Set each record down exactly, excluding all images.
╔══
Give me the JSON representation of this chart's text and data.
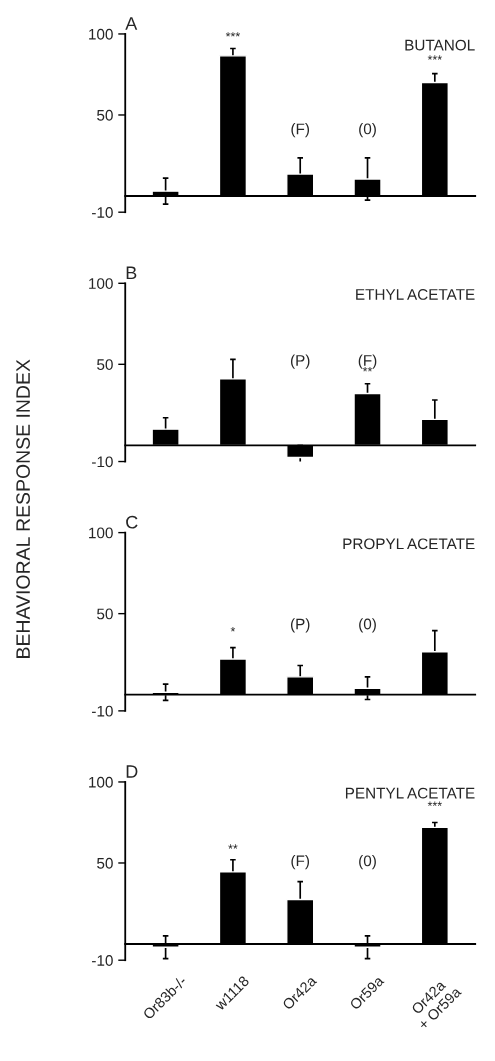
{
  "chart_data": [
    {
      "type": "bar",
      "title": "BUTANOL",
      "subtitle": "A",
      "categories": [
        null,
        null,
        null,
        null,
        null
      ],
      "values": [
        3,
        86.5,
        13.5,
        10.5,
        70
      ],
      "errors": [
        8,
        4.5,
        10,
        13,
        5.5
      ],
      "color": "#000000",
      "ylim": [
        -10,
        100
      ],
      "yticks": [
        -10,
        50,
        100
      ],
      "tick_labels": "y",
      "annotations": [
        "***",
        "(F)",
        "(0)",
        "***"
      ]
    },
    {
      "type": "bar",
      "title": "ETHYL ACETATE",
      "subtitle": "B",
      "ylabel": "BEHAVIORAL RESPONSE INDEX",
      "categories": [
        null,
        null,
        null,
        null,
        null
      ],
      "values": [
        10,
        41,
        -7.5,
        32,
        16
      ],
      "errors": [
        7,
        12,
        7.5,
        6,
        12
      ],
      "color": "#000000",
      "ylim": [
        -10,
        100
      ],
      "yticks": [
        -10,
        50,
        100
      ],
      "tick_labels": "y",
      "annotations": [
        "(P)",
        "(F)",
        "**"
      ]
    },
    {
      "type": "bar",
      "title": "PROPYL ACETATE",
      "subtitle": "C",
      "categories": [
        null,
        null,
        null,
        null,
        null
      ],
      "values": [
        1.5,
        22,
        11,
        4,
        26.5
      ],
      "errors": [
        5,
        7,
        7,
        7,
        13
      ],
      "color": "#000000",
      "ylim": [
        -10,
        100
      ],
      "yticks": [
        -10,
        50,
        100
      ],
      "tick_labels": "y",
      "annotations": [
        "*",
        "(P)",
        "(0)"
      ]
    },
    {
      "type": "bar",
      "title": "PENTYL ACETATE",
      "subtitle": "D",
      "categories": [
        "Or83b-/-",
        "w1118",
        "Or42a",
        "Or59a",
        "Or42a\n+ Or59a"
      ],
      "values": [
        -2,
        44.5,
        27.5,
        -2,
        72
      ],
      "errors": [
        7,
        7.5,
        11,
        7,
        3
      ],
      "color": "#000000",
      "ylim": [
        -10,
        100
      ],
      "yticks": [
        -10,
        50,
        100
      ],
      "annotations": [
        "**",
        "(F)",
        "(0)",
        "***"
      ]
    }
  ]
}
╚══
- [SOLUTION TO THIS EXERCISE]
Give me the JSON representation of this chart's text and data.
{
  "chart_data": [
    {
      "type": "bar",
      "title": "BUTANOL",
      "subtitle": "A",
      "categories": [
        null,
        null,
        null,
        null,
        null
      ],
      "values": [
        3,
        86.5,
        13.5,
        10.5,
        70
      ],
      "errors": [
        8,
        4.5,
        10,
        13,
        5.5
      ],
      "color": "#000000",
      "ylim": [
        -10,
        100
      ],
      "yticks": [
        -10,
        50,
        100
      ],
      "tick_labels": "y",
      "annotations": [
        "***",
        "(F)",
        "(0)",
        "***"
      ]
    },
    {
      "type": "bar",
      "title": "ETHYL ACETATE",
      "subtitle": "B",
      "ylabel": "BEHAVIORAL RESPONSE INDEX",
      "categories": [
        null,
        null,
        null,
        null,
        null
      ],
      "values": [
        10,
        41,
        -7.5,
        32,
        16
      ],
      "errors": [
        7,
        12,
        7.5,
        6,
        12
      ],
      "color": "#000000",
      "ylim": [
        -10,
        100
      ],
      "yticks": [
        -10,
        50,
        100
      ],
      "tick_labels": "y",
      "annotations": [
        "(P)",
        "(F)",
        "**"
      ]
    },
    {
      "type": "bar",
      "title": "PROPYL ACETATE",
      "subtitle": "C",
      "categories": [
        null,
        null,
        null,
        null,
        null
      ],
      "values": [
        1.5,
        22,
        11,
        4,
        26.5
      ],
      "errors": [
        5,
        7,
        7,
        7,
        13
      ],
      "color": "#000000",
      "ylim": [
        -10,
        100
      ],
      "yticks": [
        -10,
        50,
        100
      ],
      "tick_labels": "y",
      "annotations": [
        "*",
        "(P)",
        "(0)"
      ]
    },
    {
      "type": "bar",
      "title": "PENTYL ACETATE",
      "subtitle": "D",
      "categories": [
        "Or83b-/-",
        "w1118",
        "Or42a",
        "Or59a",
        "Or42a\n+ Or59a"
      ],
      "values": [
        -2,
        44.5,
        27.5,
        -2,
        72
      ],
      "errors": [
        7,
        7.5,
        11,
        7,
        3
      ],
      "color": "#000000",
      "ylim": [
        -10,
        100
      ],
      "yticks": [
        -10,
        50,
        100
      ],
      "annotations": [
        "**",
        "(F)",
        "(0)",
        "***"
      ]
    }
  ]
}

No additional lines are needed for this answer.